*Do this*: Copy verbatim the lines that begin with the line containing "Patent image size: (701, 627)." and end with the line containing "The reverse boost power circuit 3 is".

*Listing*:
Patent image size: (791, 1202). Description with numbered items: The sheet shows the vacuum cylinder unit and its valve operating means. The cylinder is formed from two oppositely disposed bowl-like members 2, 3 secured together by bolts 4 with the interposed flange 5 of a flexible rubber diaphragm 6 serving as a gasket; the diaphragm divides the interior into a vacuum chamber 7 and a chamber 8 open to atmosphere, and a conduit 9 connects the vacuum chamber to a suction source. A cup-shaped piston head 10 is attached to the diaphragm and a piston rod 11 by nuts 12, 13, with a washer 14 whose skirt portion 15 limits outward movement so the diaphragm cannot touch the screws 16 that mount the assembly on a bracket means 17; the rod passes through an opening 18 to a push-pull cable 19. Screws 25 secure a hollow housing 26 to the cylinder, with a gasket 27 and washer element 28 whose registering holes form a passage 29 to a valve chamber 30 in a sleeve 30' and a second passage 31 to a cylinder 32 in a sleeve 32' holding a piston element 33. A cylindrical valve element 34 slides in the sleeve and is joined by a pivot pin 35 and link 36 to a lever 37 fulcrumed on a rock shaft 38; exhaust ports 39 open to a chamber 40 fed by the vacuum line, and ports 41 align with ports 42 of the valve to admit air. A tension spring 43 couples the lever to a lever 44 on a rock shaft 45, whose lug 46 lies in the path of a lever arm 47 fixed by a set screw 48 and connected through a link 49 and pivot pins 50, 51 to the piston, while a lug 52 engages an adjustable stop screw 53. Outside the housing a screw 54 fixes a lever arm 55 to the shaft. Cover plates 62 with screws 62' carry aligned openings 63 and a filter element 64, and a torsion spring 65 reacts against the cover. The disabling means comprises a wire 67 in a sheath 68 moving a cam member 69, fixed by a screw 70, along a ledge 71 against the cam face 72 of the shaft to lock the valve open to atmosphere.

==

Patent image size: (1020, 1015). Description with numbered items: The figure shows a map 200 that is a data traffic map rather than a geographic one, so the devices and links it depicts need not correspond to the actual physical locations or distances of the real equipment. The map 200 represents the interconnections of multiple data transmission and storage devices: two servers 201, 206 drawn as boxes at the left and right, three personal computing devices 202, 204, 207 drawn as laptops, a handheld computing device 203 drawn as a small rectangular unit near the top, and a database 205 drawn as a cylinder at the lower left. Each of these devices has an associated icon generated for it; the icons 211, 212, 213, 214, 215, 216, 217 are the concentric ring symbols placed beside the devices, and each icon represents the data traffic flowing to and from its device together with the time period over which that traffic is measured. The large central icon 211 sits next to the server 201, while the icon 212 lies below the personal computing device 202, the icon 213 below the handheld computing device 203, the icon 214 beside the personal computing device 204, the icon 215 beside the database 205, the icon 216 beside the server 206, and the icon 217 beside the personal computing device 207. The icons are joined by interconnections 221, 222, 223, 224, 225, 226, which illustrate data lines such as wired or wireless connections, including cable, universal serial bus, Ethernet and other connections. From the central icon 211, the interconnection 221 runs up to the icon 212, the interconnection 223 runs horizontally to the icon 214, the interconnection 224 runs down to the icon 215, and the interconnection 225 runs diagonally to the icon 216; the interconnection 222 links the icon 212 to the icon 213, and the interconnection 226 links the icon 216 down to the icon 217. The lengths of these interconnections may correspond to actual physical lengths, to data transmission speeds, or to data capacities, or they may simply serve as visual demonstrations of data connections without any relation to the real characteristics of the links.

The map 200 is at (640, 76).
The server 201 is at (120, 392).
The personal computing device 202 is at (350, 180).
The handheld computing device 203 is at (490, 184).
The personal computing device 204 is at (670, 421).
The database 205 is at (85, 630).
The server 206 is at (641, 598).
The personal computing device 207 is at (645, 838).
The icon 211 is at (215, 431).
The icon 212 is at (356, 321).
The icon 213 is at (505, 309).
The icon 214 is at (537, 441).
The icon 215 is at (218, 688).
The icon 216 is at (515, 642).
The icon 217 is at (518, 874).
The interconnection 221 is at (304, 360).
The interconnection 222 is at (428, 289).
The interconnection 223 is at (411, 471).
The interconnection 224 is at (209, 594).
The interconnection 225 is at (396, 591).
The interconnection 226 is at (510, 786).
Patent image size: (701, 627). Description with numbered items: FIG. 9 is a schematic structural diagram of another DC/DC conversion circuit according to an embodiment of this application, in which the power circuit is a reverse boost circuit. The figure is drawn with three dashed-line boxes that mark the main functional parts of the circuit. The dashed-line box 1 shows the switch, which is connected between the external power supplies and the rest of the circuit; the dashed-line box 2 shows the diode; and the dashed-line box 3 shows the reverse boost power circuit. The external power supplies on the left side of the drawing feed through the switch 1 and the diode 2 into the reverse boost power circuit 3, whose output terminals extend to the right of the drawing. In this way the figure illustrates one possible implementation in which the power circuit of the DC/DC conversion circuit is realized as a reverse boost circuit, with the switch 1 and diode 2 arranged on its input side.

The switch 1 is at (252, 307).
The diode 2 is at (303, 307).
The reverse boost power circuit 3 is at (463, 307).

*Finished task*:
Patent image size: (701, 627). Description with numbered items: FIG. 9 is a schematic structural diagram of another DC/DC conversion circuit according to an embodiment of this application, in which the power circuit is a reverse boost circuit. The figure is drawn with three dashed-line boxes that mark the main functional parts of the circuit. The dashed-line box 1 shows the switch, which is connected between the external power supplies and the rest of the circuit; the dashed-line box 2 shows the diode; and the dashed-line box 3 shows the reverse boost power circuit. The external power supplies on the left side of the drawing feed through the switch 1 and the diode 2 into the reverse boost power circuit 3, whose output terminals extend to the right of the drawing. In this way the figure illustrates one possible implementation in which the power circuit of the DC/DC conversion circuit is realized as a reverse boost circuit, with the switch 1 and diode 2 arranged on its input side.

The switch 1 is at (252, 307).
The diode 2 is at (303, 307).
The reverse boost power circuit 3 is at (463, 307).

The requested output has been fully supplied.